15. There have been many attempts to define what constitutes the public interest. The gravity and ambiguity attached to the term have also motivated efforts to find an alternative phrase perhaps the latest of which concluded that "social importance" was a superior concept being more amenable to subtle gradations from high to low—a key advantage in a regulator's toolbox.[14]

16. Media intrusion can take two principal forms. There was first the intrusion of unethical newsgathering methods. Such activities included: the use of long lens cameras, or concealed cameras, to peer in or around private domains; the bugging of telephones; interception of e-mails; trawling through dustbins; and persistent door-stepping which can amount to a "media scrum". Other matters to which we heard reference concerned the eliciting of private data from public and commercial entities (the police, BT and other organisations) perhaps through the employment of private detective agencies or other intermediaries.[15] Of course, although reprehensible and in some cases illegal, not all these behaviours will cause distress in themselves being, by their nature, clandestine.

17. The second form of intrusion, highlighted by Sir Louis Blom-Cooper, Chairman of the PressWise Trust, as the more serious, is the decision actually to publish or broadcast the fruits of this harvesting, whether licit or not, in a media story.[16] The information, which was then in the public domain, can receive local, regional, national or even international attention and can reappear in other stories, however tangentially related, almost indefinitely.

18. Intrusion felt by people was not always strictly a matter of privacy. The editors of local and regional papers, and a national paper in Scotland, said that many complaints to them concerned their reporting of court proceedings, which are of course the open and public arbitration of private upsets and tragedies.[17] However, a number of individual cases about which we received evidence of particular distress related to one-sided, or distorted, reporting of such matters. This seemed to be a particular problem in adversarial proceedings because, by their very nature, lines of argument were presented in a very partial way.

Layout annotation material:

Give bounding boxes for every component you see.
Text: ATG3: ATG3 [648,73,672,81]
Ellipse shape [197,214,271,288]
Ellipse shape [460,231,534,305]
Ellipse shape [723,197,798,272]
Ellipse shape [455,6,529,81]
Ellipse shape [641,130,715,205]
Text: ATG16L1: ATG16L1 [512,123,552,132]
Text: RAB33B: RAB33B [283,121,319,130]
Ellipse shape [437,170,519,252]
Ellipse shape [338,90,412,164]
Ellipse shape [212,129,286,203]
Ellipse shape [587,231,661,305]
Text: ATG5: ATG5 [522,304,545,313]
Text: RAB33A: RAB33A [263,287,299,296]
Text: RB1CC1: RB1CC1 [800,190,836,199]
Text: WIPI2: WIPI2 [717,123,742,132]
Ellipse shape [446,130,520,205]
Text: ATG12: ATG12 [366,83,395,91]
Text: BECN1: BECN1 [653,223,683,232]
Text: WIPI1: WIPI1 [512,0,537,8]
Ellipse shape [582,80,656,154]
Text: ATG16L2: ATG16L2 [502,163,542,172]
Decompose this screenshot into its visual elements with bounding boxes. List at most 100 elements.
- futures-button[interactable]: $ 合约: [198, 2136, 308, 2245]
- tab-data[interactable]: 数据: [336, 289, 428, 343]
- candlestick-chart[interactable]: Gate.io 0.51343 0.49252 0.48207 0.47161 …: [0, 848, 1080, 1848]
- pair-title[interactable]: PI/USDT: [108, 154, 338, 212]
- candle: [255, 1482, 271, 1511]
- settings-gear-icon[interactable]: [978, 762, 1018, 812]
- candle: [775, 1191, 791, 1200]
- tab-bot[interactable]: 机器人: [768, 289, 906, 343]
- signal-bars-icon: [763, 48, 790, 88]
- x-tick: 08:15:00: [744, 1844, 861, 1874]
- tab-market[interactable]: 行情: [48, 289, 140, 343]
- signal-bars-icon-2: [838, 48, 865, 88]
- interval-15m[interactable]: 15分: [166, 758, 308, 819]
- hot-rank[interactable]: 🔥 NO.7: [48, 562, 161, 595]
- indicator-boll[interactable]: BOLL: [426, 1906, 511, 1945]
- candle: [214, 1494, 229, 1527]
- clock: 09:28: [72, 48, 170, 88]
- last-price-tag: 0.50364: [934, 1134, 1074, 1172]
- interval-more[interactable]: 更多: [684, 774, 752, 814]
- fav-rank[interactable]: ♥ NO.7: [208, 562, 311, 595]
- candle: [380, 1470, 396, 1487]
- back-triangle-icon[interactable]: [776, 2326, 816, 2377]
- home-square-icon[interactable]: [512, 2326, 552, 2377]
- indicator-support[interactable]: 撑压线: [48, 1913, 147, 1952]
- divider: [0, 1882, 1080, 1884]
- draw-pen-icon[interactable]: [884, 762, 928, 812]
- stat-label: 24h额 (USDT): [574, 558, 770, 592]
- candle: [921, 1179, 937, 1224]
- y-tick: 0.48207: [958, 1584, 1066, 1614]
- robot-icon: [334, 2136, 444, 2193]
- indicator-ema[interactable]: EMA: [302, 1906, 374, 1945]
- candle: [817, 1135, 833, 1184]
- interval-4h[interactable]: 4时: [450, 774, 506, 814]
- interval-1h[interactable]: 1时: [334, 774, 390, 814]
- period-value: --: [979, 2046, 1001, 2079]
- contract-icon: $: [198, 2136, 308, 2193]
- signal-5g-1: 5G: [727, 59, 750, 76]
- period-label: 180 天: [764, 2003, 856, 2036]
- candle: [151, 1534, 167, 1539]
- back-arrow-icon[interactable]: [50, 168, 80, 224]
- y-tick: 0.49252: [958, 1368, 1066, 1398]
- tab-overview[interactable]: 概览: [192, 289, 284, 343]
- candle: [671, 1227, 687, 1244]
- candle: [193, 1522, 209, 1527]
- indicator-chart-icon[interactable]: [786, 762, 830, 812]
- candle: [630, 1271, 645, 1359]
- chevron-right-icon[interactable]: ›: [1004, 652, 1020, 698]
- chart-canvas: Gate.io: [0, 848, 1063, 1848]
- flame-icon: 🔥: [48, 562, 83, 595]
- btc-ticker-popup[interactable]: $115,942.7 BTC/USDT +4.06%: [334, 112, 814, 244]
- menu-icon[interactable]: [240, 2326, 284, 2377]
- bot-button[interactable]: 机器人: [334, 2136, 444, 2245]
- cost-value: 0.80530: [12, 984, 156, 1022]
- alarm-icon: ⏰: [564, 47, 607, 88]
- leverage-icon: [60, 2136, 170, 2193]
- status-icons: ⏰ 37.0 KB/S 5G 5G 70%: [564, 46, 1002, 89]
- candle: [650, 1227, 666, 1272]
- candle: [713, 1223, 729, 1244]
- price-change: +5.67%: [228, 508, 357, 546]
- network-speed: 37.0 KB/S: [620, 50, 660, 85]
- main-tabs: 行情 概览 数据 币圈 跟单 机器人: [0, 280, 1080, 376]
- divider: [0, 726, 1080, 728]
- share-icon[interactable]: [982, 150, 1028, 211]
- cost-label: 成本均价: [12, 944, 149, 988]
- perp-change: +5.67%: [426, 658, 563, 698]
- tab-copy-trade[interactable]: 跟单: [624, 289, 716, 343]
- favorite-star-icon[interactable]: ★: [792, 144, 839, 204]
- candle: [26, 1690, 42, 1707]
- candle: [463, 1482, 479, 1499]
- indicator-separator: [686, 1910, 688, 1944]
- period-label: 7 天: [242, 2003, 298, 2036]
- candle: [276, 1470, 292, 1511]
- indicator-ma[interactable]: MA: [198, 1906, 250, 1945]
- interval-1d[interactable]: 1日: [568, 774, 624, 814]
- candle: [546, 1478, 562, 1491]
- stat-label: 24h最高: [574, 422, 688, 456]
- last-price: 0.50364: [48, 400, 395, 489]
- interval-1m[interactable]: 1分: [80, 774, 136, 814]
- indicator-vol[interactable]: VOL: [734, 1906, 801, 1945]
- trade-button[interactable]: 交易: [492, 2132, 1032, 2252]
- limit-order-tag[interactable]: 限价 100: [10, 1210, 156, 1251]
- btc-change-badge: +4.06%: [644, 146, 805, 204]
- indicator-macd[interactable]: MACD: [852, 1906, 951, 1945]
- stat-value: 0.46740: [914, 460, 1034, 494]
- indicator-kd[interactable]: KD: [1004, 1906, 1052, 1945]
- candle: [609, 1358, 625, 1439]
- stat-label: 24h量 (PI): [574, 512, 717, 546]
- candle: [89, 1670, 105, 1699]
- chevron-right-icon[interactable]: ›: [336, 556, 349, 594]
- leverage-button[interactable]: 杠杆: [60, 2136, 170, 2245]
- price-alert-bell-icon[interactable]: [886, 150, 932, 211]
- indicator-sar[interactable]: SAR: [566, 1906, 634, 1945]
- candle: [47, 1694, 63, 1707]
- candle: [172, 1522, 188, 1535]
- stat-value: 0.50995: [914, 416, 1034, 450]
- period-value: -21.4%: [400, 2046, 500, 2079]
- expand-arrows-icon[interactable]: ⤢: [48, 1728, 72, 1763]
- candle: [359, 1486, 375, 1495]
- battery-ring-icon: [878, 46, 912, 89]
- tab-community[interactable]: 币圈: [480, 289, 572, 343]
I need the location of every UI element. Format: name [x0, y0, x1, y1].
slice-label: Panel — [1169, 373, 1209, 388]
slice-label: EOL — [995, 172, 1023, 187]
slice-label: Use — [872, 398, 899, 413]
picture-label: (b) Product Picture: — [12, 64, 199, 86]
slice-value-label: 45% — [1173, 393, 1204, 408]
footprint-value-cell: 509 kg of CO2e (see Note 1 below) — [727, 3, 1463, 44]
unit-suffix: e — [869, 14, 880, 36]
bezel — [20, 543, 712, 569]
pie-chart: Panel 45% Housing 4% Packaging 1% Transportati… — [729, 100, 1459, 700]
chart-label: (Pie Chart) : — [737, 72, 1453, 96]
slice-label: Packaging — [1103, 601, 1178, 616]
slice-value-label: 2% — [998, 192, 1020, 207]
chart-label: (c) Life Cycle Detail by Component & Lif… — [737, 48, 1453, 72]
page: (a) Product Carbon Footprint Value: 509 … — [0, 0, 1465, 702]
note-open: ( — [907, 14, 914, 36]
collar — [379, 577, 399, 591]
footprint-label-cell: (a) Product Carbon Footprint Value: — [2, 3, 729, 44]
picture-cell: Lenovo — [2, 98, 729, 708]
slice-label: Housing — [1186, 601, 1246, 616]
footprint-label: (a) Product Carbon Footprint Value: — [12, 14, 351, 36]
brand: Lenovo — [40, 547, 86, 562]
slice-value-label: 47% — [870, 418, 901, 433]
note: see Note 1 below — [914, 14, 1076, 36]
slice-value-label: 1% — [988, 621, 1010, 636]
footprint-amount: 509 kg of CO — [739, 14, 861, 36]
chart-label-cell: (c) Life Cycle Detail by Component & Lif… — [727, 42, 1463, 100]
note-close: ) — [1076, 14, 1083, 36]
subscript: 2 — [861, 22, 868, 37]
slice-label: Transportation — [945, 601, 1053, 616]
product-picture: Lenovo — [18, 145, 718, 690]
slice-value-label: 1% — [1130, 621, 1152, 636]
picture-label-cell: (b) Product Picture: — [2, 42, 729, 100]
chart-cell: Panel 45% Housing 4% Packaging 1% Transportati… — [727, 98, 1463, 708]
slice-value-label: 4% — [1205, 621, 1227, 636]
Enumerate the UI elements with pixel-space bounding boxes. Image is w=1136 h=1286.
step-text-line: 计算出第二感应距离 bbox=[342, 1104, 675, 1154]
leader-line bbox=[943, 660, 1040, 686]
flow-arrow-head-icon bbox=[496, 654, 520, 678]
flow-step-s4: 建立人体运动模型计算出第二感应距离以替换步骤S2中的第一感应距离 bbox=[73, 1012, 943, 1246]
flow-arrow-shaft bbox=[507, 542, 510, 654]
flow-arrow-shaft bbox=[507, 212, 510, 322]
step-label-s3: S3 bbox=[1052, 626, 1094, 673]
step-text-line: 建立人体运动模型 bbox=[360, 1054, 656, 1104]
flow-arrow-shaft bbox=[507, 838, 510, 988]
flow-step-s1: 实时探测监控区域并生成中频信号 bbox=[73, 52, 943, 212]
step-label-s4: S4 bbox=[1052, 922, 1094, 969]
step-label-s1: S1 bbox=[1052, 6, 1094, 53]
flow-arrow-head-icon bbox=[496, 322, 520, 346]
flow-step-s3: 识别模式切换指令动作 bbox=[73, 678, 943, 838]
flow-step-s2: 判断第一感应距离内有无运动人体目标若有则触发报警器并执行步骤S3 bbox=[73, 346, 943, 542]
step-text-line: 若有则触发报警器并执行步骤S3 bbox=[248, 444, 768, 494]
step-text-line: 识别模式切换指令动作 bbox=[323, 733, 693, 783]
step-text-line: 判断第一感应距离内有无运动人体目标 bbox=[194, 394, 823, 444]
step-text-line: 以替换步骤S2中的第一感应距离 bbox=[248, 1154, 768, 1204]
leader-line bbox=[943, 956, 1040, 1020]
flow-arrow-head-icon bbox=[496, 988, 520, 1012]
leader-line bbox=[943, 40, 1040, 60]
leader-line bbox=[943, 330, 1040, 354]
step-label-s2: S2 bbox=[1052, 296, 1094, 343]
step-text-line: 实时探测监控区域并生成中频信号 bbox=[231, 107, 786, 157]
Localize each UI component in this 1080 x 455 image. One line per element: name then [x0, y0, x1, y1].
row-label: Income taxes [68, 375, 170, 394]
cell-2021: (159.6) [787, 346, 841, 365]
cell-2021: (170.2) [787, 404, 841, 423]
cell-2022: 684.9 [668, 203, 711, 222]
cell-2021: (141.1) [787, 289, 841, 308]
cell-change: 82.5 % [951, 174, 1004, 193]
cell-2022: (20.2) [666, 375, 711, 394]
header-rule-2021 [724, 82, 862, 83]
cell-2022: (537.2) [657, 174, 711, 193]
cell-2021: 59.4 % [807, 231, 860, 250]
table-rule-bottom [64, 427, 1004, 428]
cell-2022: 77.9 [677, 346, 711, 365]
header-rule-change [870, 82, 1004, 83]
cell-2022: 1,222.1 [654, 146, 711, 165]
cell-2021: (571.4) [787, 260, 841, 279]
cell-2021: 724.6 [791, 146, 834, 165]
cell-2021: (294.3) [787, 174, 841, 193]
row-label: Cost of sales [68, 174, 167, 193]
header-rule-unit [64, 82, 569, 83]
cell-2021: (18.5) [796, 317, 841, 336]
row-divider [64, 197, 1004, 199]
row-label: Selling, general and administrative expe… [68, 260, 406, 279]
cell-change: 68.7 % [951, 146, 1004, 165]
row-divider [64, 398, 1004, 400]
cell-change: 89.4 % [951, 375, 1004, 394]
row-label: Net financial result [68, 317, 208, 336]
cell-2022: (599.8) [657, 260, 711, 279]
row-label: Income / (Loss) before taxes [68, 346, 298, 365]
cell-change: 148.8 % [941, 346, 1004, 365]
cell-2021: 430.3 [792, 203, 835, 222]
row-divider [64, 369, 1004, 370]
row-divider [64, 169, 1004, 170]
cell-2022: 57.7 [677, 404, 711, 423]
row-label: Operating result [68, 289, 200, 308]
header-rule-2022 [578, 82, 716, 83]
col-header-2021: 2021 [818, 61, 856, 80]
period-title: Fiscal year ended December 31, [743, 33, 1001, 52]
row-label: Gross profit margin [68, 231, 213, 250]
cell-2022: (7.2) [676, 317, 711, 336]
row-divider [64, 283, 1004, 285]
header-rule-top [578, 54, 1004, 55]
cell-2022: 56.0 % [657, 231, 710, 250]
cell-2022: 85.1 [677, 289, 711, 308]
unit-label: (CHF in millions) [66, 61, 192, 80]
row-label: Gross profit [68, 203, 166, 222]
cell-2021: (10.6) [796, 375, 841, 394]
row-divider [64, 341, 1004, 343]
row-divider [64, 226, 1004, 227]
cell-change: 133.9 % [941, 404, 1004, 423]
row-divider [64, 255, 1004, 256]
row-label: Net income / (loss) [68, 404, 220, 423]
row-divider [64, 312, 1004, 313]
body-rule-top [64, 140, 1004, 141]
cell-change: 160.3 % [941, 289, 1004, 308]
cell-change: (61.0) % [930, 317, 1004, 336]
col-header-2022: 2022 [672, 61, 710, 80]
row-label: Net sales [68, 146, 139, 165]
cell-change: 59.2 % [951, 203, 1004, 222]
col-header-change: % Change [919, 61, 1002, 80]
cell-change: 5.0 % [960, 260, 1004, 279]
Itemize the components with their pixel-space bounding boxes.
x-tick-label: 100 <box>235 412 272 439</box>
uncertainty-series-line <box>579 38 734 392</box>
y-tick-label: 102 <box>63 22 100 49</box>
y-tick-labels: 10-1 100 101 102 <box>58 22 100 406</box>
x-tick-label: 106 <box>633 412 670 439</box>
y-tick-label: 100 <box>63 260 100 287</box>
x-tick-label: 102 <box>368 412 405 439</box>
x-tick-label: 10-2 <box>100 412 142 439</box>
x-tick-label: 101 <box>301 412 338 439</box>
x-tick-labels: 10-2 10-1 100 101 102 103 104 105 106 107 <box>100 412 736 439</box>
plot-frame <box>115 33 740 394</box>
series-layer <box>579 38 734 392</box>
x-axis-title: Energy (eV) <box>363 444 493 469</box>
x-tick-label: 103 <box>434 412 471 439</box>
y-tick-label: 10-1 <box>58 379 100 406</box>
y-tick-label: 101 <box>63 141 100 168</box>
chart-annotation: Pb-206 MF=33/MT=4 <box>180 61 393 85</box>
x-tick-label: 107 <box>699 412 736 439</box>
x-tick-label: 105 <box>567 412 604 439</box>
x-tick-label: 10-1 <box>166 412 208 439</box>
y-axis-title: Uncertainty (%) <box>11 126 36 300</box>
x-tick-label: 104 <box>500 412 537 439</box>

Given exercise
Could you echo the passage on media intrusion word for word, starting with "16. Media intrusion" and going on through "their nature, clandestine."?

Response to this task
16. Media intrusion can take two principal forms. There was first the intrusion of unethical newsgathering methods. Such activities included: the use of long lens cameras, or concealed cameras, to peer in or around private domains; the bugging of telephones; interception of e-mails; trawling through dustbins; and persistent door-stepping which can amount to a "media scrum". Other matters to which we heard reference concerned the eliciting of private data from public and commercial entities (the police, BT and other organisations) perhaps through the employment of private detective agencies or other intermediaries.[15] Of course, although reprehensible and in some cases illegal, not all these behaviours will cause distress in themselves being, by their nature, clandestine.